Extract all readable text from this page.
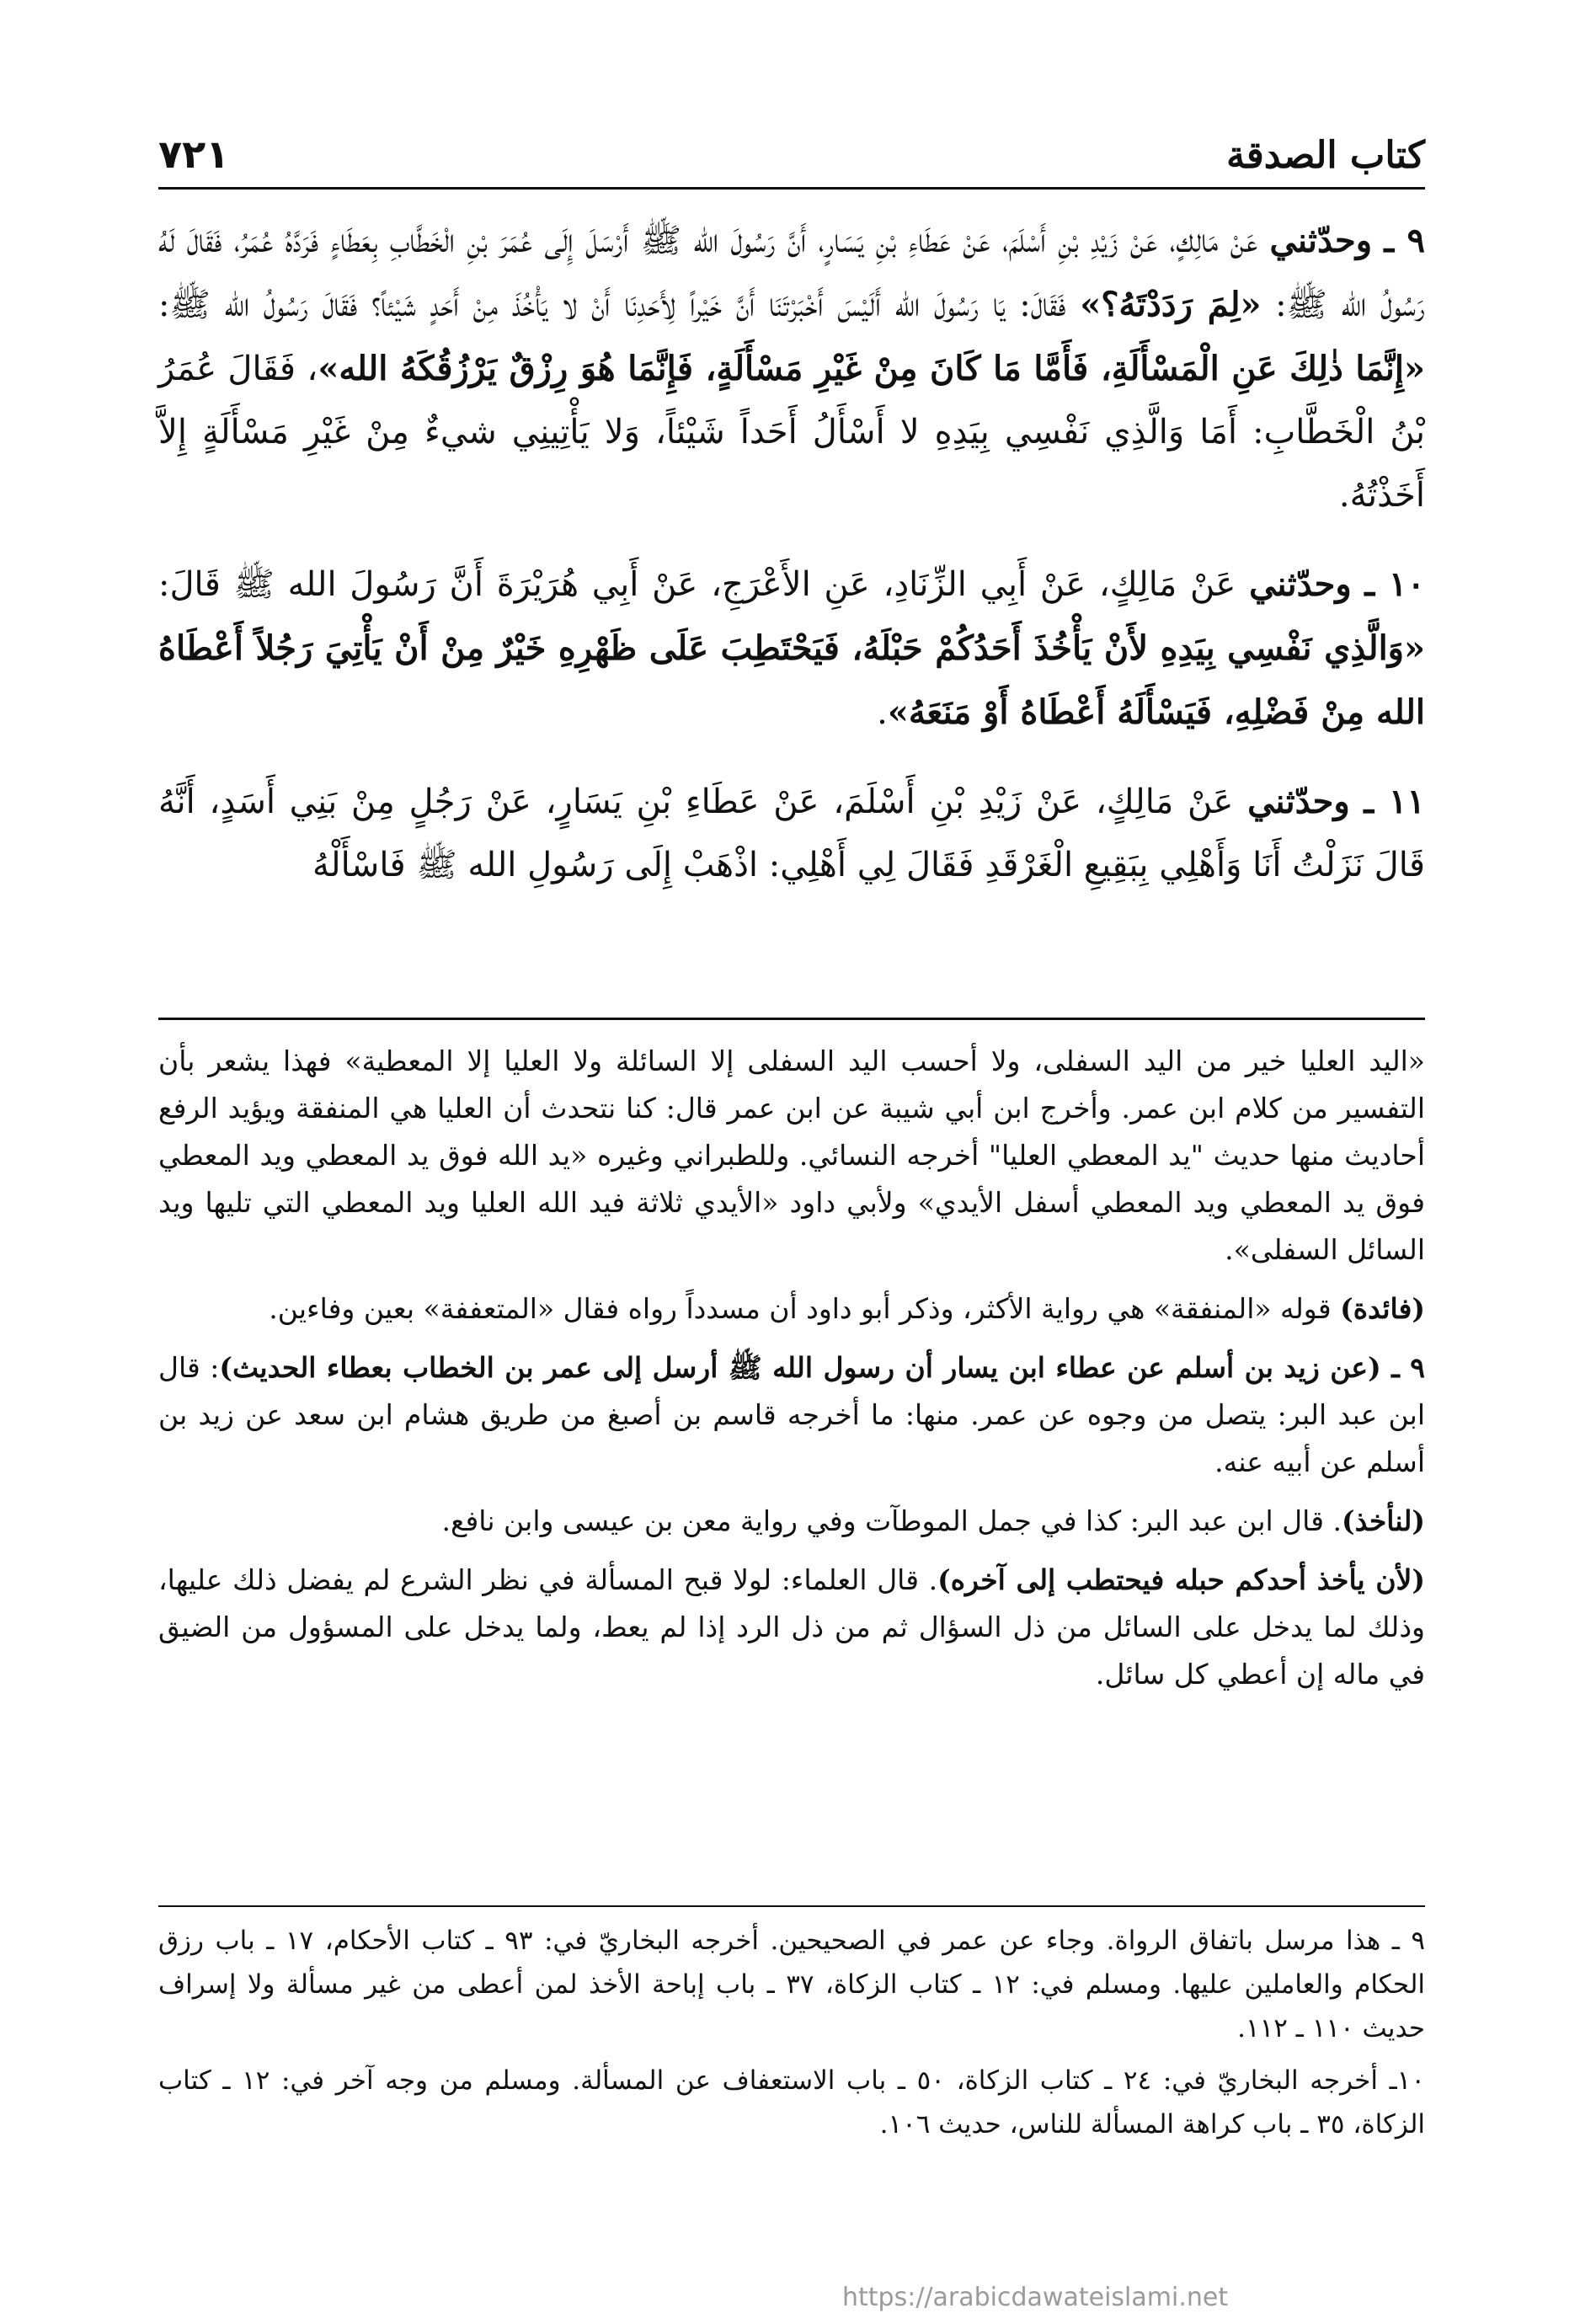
٧٢١	كتاب الصدقة

٩ ـ وحدّثني عَنْ مَالِكٍ، عَنْ زَيْدِ بْنِ أَسْلَمَ، عَنْ عَطَاءِ بْنِ يَسَارٍ، أَنَّ رَسُولَ الله ﷺ أَرْسَلَ إِلَى عُمَرَ بْنِ الْخَطَّابِ بِعَطَاءٍ فَرَدَّهُ عُمَرُ، فَقَالَ لَهُ رَسُولُ الله ﷺ: «لِمَ رَدَدْتَهُ؟» فَقَالَ: يَا رَسُولَ الله أَلَيْسَ أَخْبَرْتَنَا أَنَّ خَيْراً لِأَحَدِنَا أَنْ لا يَأْخُذَ مِنْ أَحَدٍ شَيْئاً؟ فَقَالَ رَسُولُ الله ﷺ: «إِنَّمَا ذٰلِكَ عَنِ الْمَسْأَلَةِ، فَأَمَّا مَا كَانَ مِنْ غَيْرِ مَسْأَلَةٍ، فَإِنَّمَا هُوَ رِزْقٌ يَرْزُقُكَهُ الله»، فَقَالَ عُمَرُ بْنُ الْخَطَّابِ: أَمَا وَالَّذِي نَفْسِي بِيَدِهِ لا أَسْأَلُ أَحَداً شَيْئاً، وَلا يَأْتِينِي شيءٌ مِنْ غَيْرِ مَسْأَلَةٍ إِلاَّ أَخَذْتُهُ.

١٠ ـ وحدّثني عَنْ مَالِكٍ، عَنْ أَبِي الزِّنَادِ، عَنِ الأَعْرَجِ، عَنْ أَبِي هُرَيْرَةَ أَنَّ رَسُولَ الله ﷺ قَالَ: «وَالَّذِي نَفْسِي بِيَدِهِ لأَنْ يَأْخُذَ أَحَدُكُمْ حَبْلَهُ، فَيَحْتَطِبَ عَلَى ظَهْرِهِ خَيْرٌ مِنْ أَنْ يَأْتِيَ رَجُلاً أَعْطَاهُ الله مِنْ فَضْلِهِ، فَيَسْأَلَهُ أَعْطَاهُ أَوْ مَنَعَهُ».

١١ ـ وحدّثني عَنْ مَالِكٍ، عَنْ زَيْدِ بْنِ أَسْلَمَ، عَنْ عَطَاءِ بْنِ يَسَارٍ، عَنْ رَجُلٍ مِنْ بَنِي أَسَدٍ، أَنَّهُ قَالَ نَزَلْتُ أَنَا وَأَهْلِي بِبَقِيعِ الْغَرْقَدِ فَقَالَ لِي أَهْلِي: اذْهَبْ إِلَى رَسُولِ الله ﷺ فَاسْأَلْهُ

«اليد العليا خير من اليد السفلى، ولا أحسب اليد السفلى إلا السائلة ولا العليا إلا المعطية» فهذا يشعر بأن التفسير من كلام ابن عمر. وأخرج ابن أبي شيبة عن ابن عمر قال: كنا نتحدث أن العليا هي المنفقة ويؤيد الرفع أحاديث منها حديث "يد المعطي العليا" أخرجه النسائي. وللطبراني وغيره «يد الله فوق يد المعطي ويد المعطي فوق يد المعطي ويد المعطي أسفل الأيدي» ولأبي داود «الأيدي ثلاثة فيد الله العليا ويد المعطي التي تليها ويد السائل السفلى».

(فائدة) قوله «المنفقة» هي رواية الأكثر، وذكر أبو داود أن مسدداً رواه فقال «المتعففة» بعين وفاءين.

٩ ـ (عن زيد بن أسلم عن عطاء ابن يسار أن رسول الله ﷺ أرسل إلى عمر بن الخطاب بعطاء الحديث): قال ابن عبد البر: يتصل من وجوه عن عمر. منها: ما أخرجه قاسم بن أصبغ من طريق هشام ابن سعد عن زيد بن أسلم عن أبيه عنه.

(لنأخذ). قال ابن عبد البر: كذا في جمل الموطآت وفي رواية معن بن عيسى وابن نافع.

(لأن يأخذ أحدكم حبله فيحتطب إلى آخره). قال العلماء: لولا قبح المسألة في نظر الشرع لم يفضل ذلك عليها، وذلك لما يدخل على السائل من ذل السؤال ثم من ذل الرد إذا لم يعط، ولما يدخل على المسؤول من الضيق في ماله إن أعطي كل سائل.

٩ ـ هذا مرسل باتفاق الرواة. وجاء عن عمر في الصحيحين. أخرجه البخاريّ في: ٩٣ ـ كتاب الأحكام، ١٧ ـ باب رزق الحكام والعاملين عليها. ومسلم في: ١٢ ـ كتاب الزكاة، ٣٧ ـ باب إباحة الأخذ لمن أعطى من غير مسألة ولا إسراف حديث ١١٠ ـ ١١٢.

١٠ـ أخرجه البخاريّ في: ٢٤ ـ كتاب الزكاة، ٥٠ ـ باب الاستعفاف عن المسألة. ومسلم من وجه آخر في: ١٢ ـ كتاب الزكاة، ٣٥ ـ باب كراهة المسألة للناس، حديث ١٠٦.

https://arabicdawateislami.net
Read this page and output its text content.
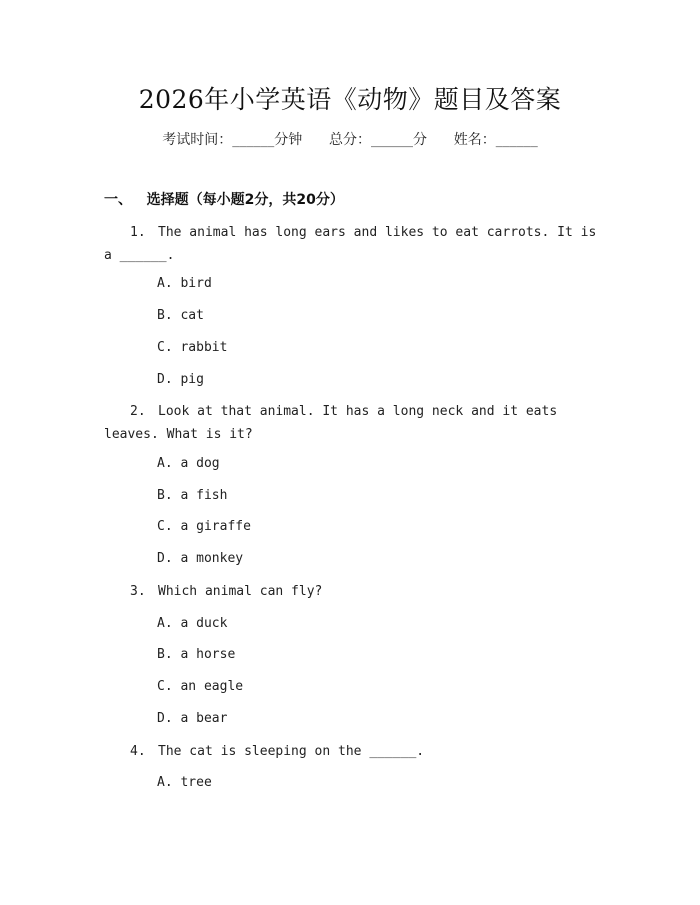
2026年小学英语《动物》题目及答案
考试时间：______分钟 总分：______分 姓名：______
一、 选择题（每小题2分，共20分）
1. The animal has long ears and likes to eat carrots. It is a ______.
A. bird
B. cat
C. rabbit
D. pig
2. Look at that animal. It has a long neck and it eats leaves. What is it?
A. a dog
B. a fish
C. a giraffe
D. a monkey
3. Which animal can fly?
A. a duck
B. a horse
C. an eagle
D. a bear
4. The cat is sleeping on the ______.
A. tree
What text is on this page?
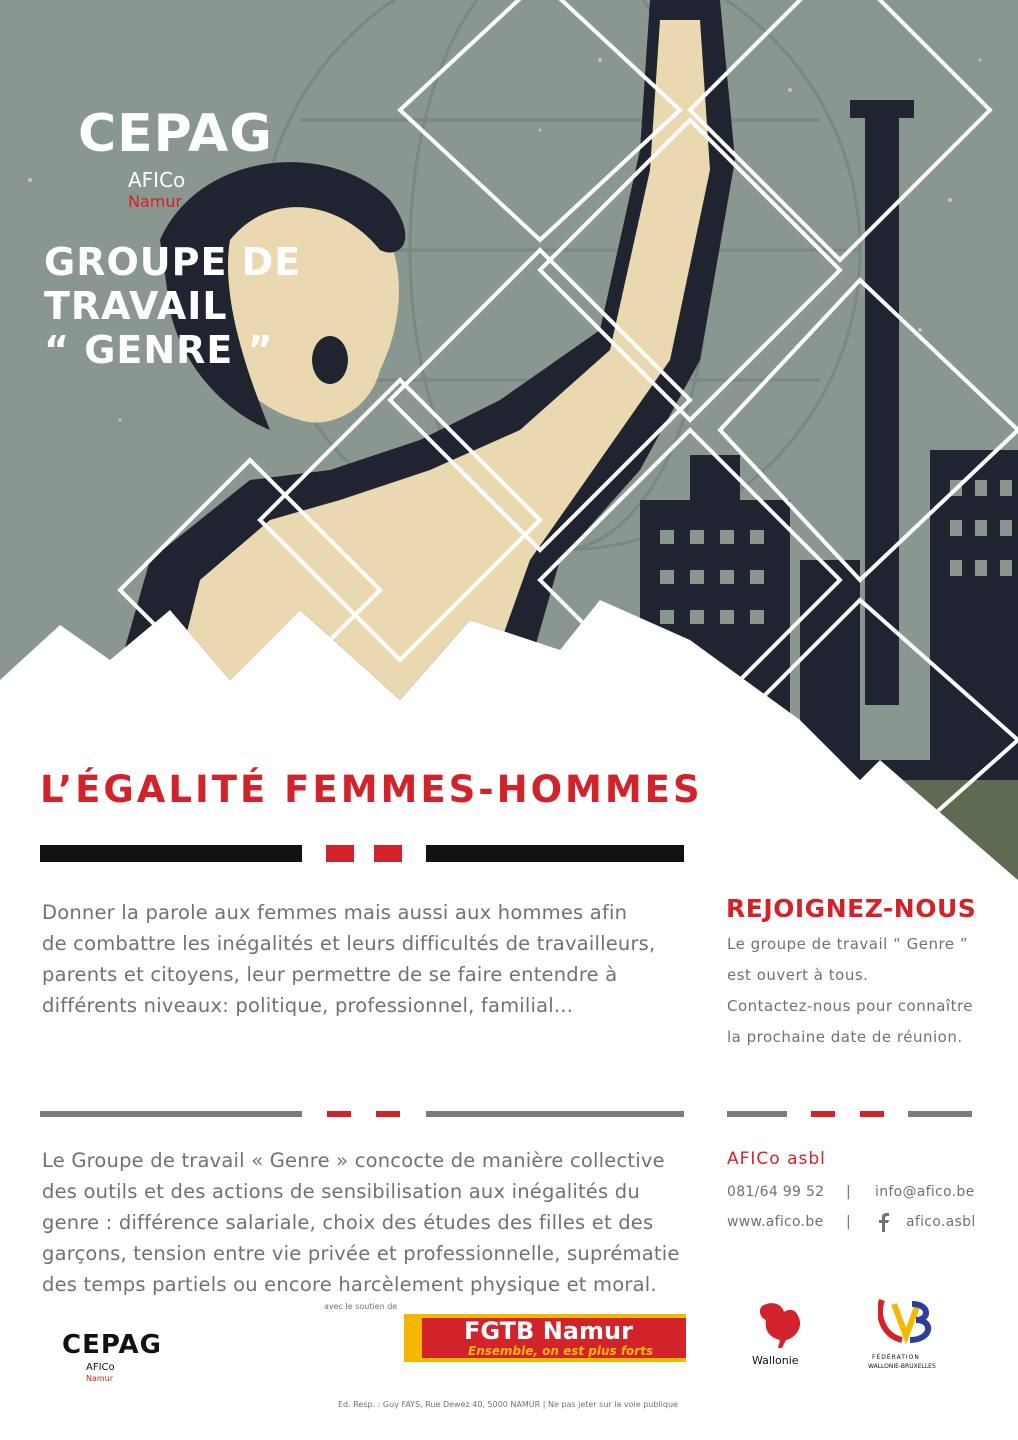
CEPAG
AFICo
Namur
GROUPE DE
TRAVAIL
“ GENRE ”
L’ÉGALITÉ FEMMES-HOMMES
Donner la parole aux femmes mais aussi aux hommes afin
de combattre les inégalités et leurs difficultés de travailleurs,
parents et citoyens, leur permettre de se faire entendre à
différents niveaux: politique, professionnel, familial...
REJOIGNEZ-NOUS
Le groupe de travail “ Genre ”
est ouvert à tous.
Contactez-nous pour connaître
la prochaine date de réunion.
Le Groupe de travail « Genre » concocte de manière collective
des outils et des actions de sensibilisation aux inégalités du
genre : différence salariale, choix des études des filles et des
garçons, tension entre vie privée et professionnelle, suprématie
des temps partiels ou encore harcèlement physique et moral.
AFICo asbl
081/64 99 52 | info@afico.be
www.afico.be |	afico.asbl
CEPAG
AFICo
Namur
avec le soutien de
FGTB Namur
Ensemble, on est plus forts
Wallonie	FÉDÉRATION
WALLONIE-BRUXELLES
Ed. Resp. : Guy FAYS, Rue Dewez 40, 5000 NAMUR | Ne pas jeter sur la voie publique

• [WHAT YOU HAVE TO DO] Report each line of the material above where the word "page" appears.

• [FINISHED EXERCISE]
Extract all readable text from this page.
Read this page and output its text content.
What text is on this page?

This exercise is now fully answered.